= Record excerpts =
★ ★ ★ ★ ★ ★ ★
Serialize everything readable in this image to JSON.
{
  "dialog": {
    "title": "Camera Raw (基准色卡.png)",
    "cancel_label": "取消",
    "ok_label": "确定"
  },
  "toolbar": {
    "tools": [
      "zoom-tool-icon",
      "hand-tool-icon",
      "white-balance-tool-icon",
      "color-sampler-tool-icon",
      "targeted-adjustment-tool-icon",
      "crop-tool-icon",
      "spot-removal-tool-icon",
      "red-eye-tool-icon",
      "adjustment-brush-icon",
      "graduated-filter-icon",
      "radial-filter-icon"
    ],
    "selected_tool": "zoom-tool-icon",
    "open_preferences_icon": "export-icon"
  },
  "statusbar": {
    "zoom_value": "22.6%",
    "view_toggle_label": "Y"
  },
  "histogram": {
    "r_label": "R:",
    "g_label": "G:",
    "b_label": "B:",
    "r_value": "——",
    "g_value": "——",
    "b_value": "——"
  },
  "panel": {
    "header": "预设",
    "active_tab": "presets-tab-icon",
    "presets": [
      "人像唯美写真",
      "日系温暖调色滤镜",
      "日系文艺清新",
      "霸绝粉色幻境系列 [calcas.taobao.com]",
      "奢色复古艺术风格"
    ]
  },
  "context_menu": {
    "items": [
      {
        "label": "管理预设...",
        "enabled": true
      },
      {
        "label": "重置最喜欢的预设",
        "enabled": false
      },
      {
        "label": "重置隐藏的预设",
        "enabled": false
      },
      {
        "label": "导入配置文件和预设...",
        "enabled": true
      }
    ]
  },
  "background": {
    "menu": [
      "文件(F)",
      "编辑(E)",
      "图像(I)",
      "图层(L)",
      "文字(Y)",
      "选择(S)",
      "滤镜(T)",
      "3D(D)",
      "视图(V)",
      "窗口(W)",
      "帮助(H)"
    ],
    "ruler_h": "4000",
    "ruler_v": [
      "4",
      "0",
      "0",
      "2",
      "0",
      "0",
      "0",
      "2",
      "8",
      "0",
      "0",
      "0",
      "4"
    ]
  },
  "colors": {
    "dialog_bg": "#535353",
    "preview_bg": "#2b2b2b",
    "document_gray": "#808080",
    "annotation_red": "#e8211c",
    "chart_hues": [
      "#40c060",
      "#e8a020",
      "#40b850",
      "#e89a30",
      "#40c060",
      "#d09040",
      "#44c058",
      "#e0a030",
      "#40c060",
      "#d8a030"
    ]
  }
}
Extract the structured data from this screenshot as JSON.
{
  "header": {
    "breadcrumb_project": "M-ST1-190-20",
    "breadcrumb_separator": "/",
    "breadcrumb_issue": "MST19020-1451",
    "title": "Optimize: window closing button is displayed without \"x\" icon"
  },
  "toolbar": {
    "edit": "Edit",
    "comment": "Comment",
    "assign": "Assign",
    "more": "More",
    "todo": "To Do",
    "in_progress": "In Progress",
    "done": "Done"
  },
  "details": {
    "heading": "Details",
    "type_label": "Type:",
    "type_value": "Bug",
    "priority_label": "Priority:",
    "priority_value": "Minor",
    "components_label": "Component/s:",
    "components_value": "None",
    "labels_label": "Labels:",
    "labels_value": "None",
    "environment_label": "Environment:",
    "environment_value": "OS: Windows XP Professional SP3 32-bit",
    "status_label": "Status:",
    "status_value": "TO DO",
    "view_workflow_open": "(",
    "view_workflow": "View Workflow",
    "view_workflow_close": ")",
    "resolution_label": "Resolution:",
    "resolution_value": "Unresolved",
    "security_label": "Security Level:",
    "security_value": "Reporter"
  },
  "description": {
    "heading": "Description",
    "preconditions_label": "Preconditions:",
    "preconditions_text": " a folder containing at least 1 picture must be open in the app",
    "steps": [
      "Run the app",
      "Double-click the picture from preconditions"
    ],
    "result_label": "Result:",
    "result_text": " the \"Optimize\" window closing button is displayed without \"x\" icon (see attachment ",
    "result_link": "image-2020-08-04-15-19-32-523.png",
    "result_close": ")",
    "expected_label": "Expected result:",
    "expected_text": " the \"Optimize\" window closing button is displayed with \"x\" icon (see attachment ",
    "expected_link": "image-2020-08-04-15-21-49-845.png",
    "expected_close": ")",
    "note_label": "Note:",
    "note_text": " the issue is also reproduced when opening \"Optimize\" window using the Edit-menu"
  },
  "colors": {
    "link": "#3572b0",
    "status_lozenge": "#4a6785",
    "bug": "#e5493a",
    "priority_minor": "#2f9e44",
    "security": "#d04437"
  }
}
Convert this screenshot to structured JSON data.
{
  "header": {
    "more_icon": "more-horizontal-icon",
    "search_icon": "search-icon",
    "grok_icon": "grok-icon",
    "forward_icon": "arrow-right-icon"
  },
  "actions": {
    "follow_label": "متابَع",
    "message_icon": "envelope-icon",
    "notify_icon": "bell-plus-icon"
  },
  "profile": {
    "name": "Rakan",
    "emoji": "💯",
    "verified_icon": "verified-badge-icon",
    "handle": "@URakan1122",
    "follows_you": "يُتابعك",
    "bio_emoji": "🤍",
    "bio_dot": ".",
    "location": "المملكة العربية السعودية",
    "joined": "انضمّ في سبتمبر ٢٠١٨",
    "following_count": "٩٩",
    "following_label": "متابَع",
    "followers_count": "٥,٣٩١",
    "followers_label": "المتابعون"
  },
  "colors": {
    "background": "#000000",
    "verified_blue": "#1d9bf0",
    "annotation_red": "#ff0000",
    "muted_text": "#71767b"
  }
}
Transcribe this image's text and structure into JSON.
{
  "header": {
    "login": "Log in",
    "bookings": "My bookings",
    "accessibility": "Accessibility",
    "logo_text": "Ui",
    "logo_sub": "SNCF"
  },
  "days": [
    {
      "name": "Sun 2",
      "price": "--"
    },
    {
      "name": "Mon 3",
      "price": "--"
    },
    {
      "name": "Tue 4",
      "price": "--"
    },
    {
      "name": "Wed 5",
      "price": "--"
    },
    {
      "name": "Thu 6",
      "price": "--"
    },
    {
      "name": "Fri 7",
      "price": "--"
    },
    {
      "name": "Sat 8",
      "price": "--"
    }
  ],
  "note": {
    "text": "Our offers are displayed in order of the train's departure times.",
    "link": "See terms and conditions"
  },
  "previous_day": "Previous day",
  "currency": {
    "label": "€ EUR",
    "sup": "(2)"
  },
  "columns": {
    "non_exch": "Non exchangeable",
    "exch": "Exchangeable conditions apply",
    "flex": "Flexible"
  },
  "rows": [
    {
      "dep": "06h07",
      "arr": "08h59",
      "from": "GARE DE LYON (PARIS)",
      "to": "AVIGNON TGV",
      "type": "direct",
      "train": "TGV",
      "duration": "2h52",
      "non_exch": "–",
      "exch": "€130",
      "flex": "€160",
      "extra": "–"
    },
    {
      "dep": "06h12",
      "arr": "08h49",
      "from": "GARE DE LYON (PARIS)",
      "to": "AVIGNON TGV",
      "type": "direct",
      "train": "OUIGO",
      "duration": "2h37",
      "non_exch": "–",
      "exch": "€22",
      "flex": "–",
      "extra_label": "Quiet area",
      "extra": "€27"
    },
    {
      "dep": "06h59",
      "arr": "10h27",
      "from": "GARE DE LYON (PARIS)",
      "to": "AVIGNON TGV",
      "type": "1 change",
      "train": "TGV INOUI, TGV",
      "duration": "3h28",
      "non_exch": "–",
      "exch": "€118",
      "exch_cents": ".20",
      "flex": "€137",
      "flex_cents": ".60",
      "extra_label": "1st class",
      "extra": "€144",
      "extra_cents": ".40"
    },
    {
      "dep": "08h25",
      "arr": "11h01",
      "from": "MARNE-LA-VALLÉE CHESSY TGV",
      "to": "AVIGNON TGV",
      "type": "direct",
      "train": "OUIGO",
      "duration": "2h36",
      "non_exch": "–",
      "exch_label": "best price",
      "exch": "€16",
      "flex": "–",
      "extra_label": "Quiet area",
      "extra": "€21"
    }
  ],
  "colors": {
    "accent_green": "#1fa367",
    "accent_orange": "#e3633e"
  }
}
★ ★ ★ ★ ★ ★ ★
= Instructions for the task =
From the listing above, report the number of lines containing the string "filter", without any accompanying remarks.

= Written answer =
2